◆ List of tasks
a) Answer these from the TBC Bank update:
(i) In what month and year is the Capital Markets Day planned?
(ii) When is the pilot branch in Uzbekistan scheduled to open?
(iii) What real GDP growth did the Georgian economy record for the full year 2018?
b) Please transcribe the TBC Bank update from "In addition, TBC" up to and including "practices and procedures.".
c) Go on with the TBC Bank update, picking up right after its last sentence.
##### Text segment #####
We will elaborate more on our strategic priorities during our Capital Markets Day in June 2019.

I would also like to update you on the progress made during recent months in relation to our international initiatives:

· Azerbaijan: a shareholder agreement with Nikoil Bank was agreed in late December 2018 and signed in early January 2019. In parallel, based on strong mutual commitment, we have been actively engaged in developing the bank including the new strategy and streamlining the operations. The bank has launched several large scale initiatives which would lead to the fundamental improvements of business processes, business volume and brand perception throughout the next few quarters. In parallel, the governance and risk management systems have been improving continuously.

· Uzbekistan: Our international partners, EBRD and IFC have expressed their interest to participate in this project subject to completion of their internal procedures and approvals. We are also in the final stage of negotiations with the local partner. At the same time, we have started deploying the core banking system and renovating our pilot branch for a proof on concept, which is scheduled to open in March 2019.

Finally, since TBC Bank takes into account the possible damage to the country's investment image and respects the role of the National Bank, as a qualified regulator, and despite the fact that the decisions of the National Bank was appealed in the court, JSC TBC Bank would like to announce that it will implement a restructuring of its Supervisory Board whereby the founding shareholders will not be represented at the supervisory Board of JSC TBC Bank. The founding shareholders will maintain their positions as the Chairman and Deputy Chairman of the Board of Directors of TBC Bank Group PLC (a London-based, 100% shareholder of JSC TBC Bank). TBC Bank withdraws all court cases against the National Bank of Georgia and will pay approximately GEL 1 million, which was previously requested by the NBG and disclosed by TBC PLC on 9 January 2019.

In addition, TBC Bank continues to cooperate with the NBG to further improve the quality of the Bank's corporate governance. In order to prevent any questions from any third party regarding corporate governance, TBC PLC will engage with a reputable international firm to conduct a review of the group's related party transactions, practices and procedures.

With this, this matter with NBG has been closed.

 

Outlook

2018 turned out to be another successful year. We recorded strong financial and operating results and embarked on several new challenges, as described above.

 

Looking ahead, we are confident that we are well-positioned to capture new opportunities, to achieve sustainable growth and to deliver superior results to our shareholders. Therefore, we would like to reiterate our medium-term targets: ROE of above 20%, cost to income ratio below 35%, dividend pay-out ratio of 25-35% and loan book growth of around 10-15%.

 

 

Economic Overview[8]

Economic growth

The Georgian economy continued its solid performance and recorded a 4.8%[9] real GDP growth for the full year 2018. After a slower increase of 3.7% in 3Q, GDP growth rebounded to almost its trend rate and in the last quarter it reached a rate similar to the full year of 4.8%. Such a development is particularly remarkable given the unfavourable environment in the region and the considerably tighter fiscal policy domestically. This once more underlines the economy's core strengths - continuous reforms, diversified trade and investment inflows, as well as a prudent macroeconomic stance.
##### Record set #####
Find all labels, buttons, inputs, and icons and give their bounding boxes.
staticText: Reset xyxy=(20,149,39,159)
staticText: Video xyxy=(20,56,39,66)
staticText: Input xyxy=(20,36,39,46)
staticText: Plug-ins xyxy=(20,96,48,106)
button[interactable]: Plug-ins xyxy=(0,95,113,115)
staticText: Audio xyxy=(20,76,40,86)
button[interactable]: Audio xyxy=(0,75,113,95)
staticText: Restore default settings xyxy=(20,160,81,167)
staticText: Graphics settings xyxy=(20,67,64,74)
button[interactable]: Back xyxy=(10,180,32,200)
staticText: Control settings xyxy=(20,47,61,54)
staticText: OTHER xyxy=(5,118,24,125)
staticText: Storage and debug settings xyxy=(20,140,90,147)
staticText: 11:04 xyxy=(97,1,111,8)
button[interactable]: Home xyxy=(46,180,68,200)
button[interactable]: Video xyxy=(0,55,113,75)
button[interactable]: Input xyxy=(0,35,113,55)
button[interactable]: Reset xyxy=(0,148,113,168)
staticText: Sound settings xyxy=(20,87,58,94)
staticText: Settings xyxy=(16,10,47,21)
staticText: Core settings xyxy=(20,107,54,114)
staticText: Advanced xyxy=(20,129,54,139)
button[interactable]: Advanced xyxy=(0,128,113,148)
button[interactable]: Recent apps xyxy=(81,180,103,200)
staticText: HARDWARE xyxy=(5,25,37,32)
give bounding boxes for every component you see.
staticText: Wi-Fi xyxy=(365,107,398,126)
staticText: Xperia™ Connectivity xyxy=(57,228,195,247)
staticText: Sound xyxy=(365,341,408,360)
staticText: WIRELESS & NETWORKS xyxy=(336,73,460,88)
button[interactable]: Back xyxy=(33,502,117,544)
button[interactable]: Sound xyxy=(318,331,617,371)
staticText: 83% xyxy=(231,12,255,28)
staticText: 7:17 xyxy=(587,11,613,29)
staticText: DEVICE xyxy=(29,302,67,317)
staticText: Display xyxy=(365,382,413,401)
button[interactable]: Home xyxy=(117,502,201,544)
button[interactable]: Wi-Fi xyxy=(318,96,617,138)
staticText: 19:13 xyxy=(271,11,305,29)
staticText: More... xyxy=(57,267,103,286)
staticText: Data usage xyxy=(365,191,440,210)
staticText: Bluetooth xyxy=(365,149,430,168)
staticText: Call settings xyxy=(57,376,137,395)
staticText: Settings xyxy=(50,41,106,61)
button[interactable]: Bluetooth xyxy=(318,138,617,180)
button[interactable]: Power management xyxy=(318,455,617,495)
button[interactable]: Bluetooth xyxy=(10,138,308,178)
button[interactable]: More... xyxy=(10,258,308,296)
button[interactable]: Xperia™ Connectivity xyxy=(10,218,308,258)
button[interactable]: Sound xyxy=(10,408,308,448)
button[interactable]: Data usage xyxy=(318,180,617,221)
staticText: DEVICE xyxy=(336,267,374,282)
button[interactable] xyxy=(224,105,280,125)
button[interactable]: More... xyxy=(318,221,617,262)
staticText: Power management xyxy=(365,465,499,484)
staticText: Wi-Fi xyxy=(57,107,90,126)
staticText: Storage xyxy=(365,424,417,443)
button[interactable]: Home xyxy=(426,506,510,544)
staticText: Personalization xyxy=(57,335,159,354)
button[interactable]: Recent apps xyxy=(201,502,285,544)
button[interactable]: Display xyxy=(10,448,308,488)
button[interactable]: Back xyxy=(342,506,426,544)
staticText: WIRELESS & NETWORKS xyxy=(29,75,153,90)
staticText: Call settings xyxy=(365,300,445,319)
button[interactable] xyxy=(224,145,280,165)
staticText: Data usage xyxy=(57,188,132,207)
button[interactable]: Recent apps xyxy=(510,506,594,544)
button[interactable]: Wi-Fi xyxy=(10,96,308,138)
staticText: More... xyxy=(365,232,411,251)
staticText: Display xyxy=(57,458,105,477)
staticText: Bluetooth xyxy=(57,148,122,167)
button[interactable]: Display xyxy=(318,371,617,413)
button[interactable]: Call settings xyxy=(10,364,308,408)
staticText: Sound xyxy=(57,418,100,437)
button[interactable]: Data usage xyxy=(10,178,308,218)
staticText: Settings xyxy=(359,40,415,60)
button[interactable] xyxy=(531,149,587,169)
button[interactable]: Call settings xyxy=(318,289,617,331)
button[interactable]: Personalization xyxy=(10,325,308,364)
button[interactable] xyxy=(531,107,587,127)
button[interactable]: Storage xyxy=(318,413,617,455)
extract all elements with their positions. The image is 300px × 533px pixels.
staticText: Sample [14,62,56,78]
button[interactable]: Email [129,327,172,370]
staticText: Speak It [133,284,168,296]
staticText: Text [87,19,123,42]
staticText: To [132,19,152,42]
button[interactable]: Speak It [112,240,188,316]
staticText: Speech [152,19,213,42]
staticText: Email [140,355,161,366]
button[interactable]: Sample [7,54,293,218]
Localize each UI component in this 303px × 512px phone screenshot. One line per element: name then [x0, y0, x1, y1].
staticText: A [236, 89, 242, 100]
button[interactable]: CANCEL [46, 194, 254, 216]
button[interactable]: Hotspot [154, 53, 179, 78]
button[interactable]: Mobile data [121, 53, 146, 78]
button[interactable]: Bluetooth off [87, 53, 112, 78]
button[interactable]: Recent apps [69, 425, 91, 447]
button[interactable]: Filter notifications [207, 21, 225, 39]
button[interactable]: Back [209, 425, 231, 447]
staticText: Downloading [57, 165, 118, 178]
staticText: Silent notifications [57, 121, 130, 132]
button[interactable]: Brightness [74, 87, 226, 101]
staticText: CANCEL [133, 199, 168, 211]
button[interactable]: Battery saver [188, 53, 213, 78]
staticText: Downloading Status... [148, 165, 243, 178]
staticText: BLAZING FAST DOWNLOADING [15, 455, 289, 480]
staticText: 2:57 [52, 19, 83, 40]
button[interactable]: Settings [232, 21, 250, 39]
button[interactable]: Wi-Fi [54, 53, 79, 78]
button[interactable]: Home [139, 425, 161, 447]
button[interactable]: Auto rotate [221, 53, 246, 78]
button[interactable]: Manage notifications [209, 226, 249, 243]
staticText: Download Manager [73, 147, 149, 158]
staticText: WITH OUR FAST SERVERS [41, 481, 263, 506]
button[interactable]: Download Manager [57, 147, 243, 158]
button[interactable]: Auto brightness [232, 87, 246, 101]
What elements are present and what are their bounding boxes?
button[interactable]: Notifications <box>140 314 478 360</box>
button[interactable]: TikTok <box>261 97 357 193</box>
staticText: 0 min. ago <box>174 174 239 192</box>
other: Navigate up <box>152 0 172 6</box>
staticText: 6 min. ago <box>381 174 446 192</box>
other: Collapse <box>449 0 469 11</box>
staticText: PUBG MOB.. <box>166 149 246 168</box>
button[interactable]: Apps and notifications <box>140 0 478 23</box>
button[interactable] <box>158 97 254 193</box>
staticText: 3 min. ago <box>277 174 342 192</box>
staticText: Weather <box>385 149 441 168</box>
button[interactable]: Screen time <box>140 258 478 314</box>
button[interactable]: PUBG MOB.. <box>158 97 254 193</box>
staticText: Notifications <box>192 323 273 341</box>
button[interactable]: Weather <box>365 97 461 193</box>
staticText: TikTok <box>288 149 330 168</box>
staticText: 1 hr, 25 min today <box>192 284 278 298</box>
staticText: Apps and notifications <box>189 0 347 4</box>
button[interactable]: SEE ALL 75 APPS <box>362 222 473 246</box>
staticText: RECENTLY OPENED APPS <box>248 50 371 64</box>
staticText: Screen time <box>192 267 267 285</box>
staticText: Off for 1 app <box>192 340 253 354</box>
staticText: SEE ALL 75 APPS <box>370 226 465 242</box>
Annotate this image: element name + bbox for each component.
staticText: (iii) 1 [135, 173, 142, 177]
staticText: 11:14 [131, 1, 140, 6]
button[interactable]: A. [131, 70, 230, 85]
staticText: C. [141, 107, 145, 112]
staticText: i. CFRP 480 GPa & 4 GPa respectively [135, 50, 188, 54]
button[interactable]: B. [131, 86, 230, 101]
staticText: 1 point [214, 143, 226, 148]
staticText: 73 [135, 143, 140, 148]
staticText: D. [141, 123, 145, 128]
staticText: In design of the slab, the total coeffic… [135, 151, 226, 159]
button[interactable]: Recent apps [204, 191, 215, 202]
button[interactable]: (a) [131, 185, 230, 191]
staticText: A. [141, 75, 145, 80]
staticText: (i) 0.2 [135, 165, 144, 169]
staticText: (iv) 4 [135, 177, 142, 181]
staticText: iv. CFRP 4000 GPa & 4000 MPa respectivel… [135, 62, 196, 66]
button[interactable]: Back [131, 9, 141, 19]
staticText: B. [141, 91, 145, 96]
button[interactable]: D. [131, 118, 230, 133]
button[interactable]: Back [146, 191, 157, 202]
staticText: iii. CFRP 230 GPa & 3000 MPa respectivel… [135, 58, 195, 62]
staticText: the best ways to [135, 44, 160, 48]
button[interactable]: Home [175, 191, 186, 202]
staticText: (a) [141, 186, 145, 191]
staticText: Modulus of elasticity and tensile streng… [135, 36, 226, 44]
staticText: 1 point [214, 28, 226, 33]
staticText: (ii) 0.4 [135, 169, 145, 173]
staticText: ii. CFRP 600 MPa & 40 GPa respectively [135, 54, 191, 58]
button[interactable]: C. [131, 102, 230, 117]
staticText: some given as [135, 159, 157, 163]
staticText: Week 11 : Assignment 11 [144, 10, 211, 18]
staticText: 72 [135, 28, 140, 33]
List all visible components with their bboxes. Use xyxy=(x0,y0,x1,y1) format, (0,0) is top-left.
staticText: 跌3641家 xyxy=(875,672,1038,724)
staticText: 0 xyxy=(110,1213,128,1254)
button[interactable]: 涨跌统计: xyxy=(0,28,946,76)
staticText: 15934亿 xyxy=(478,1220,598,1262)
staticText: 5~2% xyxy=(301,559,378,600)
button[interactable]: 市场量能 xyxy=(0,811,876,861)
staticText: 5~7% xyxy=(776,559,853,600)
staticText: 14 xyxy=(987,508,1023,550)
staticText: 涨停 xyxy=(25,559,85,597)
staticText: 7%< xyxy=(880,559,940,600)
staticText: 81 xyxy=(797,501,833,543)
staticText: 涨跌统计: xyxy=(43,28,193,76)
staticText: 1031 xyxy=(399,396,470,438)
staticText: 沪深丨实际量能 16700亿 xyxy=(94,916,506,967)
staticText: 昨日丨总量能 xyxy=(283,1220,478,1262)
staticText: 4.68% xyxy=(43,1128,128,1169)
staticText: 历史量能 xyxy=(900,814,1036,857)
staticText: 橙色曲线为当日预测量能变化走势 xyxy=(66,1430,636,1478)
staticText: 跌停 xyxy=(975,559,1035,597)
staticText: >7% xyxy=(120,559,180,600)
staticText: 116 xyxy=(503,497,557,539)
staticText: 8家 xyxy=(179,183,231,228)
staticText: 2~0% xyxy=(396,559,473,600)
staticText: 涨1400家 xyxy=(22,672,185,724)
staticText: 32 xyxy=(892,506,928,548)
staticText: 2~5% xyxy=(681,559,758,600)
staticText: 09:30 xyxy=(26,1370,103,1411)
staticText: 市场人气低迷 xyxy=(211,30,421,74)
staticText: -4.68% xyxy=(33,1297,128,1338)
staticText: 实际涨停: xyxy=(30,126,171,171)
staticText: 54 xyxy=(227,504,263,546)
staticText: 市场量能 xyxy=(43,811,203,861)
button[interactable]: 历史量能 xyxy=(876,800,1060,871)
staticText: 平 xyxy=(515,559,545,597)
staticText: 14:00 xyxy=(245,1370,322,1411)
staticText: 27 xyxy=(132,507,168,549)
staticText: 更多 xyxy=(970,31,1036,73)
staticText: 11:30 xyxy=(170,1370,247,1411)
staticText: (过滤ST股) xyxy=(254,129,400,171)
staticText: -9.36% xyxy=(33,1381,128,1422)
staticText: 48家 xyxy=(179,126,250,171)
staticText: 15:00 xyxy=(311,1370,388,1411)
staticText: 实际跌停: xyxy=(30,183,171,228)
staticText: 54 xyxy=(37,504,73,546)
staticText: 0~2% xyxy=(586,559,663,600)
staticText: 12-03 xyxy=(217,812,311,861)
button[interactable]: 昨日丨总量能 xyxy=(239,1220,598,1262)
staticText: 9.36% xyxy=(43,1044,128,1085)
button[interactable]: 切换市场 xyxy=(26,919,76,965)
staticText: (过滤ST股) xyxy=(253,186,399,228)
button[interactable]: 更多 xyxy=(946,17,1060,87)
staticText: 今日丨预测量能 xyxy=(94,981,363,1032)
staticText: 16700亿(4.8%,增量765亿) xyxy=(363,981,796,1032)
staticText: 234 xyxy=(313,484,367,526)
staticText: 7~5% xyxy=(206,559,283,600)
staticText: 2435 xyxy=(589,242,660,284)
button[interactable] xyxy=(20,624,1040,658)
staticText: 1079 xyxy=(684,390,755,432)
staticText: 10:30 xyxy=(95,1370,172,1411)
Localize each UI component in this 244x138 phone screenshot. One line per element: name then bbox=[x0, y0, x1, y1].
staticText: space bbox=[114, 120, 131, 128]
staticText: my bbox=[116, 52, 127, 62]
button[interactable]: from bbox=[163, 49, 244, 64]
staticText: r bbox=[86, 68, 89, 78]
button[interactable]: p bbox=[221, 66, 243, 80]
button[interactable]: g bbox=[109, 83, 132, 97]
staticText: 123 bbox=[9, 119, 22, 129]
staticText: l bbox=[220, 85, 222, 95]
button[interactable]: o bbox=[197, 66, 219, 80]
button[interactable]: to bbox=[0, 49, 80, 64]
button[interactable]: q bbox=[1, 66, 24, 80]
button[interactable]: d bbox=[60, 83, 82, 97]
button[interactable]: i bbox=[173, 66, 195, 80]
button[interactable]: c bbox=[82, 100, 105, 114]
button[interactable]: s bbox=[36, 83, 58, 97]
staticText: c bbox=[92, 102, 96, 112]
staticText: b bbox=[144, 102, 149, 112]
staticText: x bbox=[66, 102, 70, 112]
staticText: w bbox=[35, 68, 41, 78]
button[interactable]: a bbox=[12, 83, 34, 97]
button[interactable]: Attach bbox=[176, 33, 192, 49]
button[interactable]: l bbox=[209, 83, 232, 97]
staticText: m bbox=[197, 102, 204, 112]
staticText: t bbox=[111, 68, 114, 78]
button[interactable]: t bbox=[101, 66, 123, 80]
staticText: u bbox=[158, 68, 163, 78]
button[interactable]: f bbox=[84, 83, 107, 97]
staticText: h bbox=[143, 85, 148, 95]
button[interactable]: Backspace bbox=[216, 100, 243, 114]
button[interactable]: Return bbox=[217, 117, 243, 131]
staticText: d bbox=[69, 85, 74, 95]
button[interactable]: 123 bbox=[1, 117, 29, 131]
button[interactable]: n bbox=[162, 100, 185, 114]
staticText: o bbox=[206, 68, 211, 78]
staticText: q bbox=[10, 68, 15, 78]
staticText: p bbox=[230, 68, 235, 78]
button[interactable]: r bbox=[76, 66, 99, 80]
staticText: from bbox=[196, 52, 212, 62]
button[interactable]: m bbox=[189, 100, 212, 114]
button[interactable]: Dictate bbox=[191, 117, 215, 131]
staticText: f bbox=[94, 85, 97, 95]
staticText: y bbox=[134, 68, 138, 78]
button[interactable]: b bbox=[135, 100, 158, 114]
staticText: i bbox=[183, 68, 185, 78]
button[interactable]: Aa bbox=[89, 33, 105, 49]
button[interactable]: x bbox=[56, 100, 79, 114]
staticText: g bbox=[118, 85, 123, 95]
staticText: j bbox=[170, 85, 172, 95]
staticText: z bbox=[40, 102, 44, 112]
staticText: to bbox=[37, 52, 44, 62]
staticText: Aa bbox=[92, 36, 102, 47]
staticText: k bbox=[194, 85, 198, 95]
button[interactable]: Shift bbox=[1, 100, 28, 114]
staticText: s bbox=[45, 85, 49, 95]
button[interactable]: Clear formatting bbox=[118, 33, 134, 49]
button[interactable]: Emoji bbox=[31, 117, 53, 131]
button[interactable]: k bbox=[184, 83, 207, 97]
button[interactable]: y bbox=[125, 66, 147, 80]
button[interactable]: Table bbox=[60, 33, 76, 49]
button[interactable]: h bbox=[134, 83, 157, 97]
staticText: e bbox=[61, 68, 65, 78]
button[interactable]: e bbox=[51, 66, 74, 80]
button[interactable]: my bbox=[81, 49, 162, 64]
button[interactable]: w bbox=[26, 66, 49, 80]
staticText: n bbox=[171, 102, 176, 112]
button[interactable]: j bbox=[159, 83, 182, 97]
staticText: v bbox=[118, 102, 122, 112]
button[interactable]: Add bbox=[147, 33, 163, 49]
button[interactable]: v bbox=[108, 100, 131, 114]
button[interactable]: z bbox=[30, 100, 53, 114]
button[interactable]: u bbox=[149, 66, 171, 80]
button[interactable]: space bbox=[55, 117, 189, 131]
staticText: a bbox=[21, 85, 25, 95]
#####
◆ Results by task
a)
(i) June 2019
(ii) March 2019
(iii) 4.8%

b)
In addition, TBC Bank continues to cooperate with the NBG to further improve the quality of the Bank's corporate governance. In order to prevent any questions from any third party regarding corporate governance, TBC PLC will engage with a reputable international firm to conduct a review of the group's related party transactions, practices and procedures.

c)
The growth was broad-based across different sectors of the economy. Data from 9M-show that the 4.8% growth was mostly driven by trade and repairs (+5.7% YoY), real estate (+12.7% YoY), transport and communications (+6.8% YoY), financial intermediation (+15.8% YoY) and hotels and restaurants (+7.3% YoY). The construction sector declined by 3.8% YoY over the same period, reflecting one-off factors related to several large-scale infrastructure projects as well as a slowdown in public spending.

On the demand side, in 9M 2018 final consumption expenditures nominal growth came in at 5.2% YoY while the expansion of investments (+20.0% YoY), including robust growth in inventories supported by business lending, was the growth's key driver. Net exports (-10.8% YoY) somewhat worsened despite the strong growth of exports of goods and services, primarily reflecting the strong aggregate demand in the first half of the year.

The increase in inflows of exports, tourism and remittances remained strong in 1H 2018 (+26.4% YoY in USD terms). Following the economic difficulties in Turkey, sanctions on Iran, and RUB weakness, the growth of inflows slowed in the second half of 2018 (+14.1% YoY), but it still remained solid. As for the full year, total inflows were 19.4% higher YoY. Growth of exports, tourism and remittances inflows was mostly driven by the EU, followed by Azerbaijan, Russia and other CIS economies. The Georgian economy continues to align closer to more stable markets like the EU's while reducing the overall concentration of inflows on any particular country. In that regard its worth mentioning that the EU became the prime source of remittance inflows to Georgia accounting for 35% of the total, while the traditional Russian market, which had always enjoyed the leading position, accounted for 29% of the total remittances inflows.

The Current Account balance continues to improve. Over the last four quarters ending 3Q 2018 the CA deficit to GDP ratio stood at 8.3%, compared to the 8.8% in 2017. The improvement is due to several factors, including continued positive trend in external inflows, normalisation of FDI-related imports as well as low fiscal spending. As a result of the progress and strong seasonal effect, in 3Q 2018 the CA turned even to surplus at 0.3% of GDP.

FDI inflows declined by 27.2% YoY in 9M 2018, mostly reflecting one-offs related to the finalisation of the BP's South Caucasus Pipeline Extension project[10]. From the sectors' perspective, the decline was most pronounced in transport and communications (-70.6% YoY) and construction sectors, both to be primarily explained by the finalization of BP's project mentioned above. FDI inflows also declined in the real estate (-47.8% YoY) and hotels and restaurants (-11.1% YoY) sectors. At the same time, FDI inflows went up in manufacturing (+61.2% YoY), mining (+38.1% YoY), financial (+31.1% YoY) and energy (+30.1% YoY). Despite the contraction in 9M 2018, FDI inflows remain the major source of financing for Georgia's CA deficit.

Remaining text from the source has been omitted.